**YOUR OBJECTIVE**
Pick out all lines with the word "соединения" from the records that follow.

**Dataset items**
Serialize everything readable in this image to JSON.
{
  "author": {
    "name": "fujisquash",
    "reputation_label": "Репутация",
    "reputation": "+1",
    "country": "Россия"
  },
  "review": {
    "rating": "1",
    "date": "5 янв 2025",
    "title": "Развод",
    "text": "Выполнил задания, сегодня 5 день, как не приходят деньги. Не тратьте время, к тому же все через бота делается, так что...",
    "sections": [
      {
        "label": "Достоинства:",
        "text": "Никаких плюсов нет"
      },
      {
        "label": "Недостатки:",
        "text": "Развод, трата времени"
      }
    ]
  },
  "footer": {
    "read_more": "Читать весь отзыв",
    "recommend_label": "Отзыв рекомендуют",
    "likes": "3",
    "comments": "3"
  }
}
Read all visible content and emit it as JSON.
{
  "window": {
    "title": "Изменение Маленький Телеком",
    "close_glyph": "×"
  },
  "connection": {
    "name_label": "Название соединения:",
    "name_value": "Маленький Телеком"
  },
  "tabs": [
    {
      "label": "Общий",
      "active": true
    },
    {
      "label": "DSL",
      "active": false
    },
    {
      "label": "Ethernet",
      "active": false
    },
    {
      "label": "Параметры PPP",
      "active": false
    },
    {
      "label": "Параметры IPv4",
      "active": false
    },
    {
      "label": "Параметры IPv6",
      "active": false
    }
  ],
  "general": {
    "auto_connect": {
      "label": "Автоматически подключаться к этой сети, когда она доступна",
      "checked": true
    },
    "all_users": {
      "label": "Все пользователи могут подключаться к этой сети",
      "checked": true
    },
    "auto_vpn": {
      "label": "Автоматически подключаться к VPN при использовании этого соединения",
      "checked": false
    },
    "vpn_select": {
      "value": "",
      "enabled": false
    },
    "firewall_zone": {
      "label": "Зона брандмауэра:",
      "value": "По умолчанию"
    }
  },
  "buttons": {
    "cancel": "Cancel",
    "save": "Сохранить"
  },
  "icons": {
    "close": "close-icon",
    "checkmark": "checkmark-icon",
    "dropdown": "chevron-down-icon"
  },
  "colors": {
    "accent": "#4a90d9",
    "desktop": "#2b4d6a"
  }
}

**RESULT BELOW**
    "name_label": "Название соединения:",
      "label": "Автоматически подключаться к VPN при использовании этого соединения",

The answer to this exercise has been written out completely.